Write out each line in which the string "color" is present.

** START Stored rows **

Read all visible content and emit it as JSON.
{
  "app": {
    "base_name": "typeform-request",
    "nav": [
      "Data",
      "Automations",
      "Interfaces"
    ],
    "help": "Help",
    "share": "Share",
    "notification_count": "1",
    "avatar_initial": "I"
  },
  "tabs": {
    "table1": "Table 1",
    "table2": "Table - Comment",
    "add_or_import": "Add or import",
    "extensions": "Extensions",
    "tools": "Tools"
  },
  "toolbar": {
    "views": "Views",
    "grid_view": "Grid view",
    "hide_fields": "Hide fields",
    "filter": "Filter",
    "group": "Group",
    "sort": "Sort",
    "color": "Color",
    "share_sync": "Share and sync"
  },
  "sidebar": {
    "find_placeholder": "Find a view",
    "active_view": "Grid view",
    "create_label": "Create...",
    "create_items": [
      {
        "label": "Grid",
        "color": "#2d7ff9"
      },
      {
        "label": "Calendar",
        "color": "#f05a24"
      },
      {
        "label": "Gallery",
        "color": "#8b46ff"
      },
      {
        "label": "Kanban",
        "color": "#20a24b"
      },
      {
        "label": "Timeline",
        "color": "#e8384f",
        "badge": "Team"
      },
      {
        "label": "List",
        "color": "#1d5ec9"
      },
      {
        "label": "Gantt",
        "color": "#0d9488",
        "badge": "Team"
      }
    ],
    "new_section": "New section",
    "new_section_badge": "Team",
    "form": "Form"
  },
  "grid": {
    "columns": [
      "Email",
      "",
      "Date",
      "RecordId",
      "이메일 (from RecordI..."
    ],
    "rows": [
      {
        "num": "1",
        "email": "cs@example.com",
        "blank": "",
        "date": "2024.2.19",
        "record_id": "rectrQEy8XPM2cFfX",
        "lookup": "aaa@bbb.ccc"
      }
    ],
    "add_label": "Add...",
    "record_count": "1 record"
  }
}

** END Stored rows **

§ **Final result**
    "color": "Color",
        "color": "#2d7ff9"
        "color": "#f05a24"
        "color": "#8b46ff"
        "color": "#20a24b"
        "color": "#e8384f",
        "color": "#1d5ec9"
        "color": "#0d9488",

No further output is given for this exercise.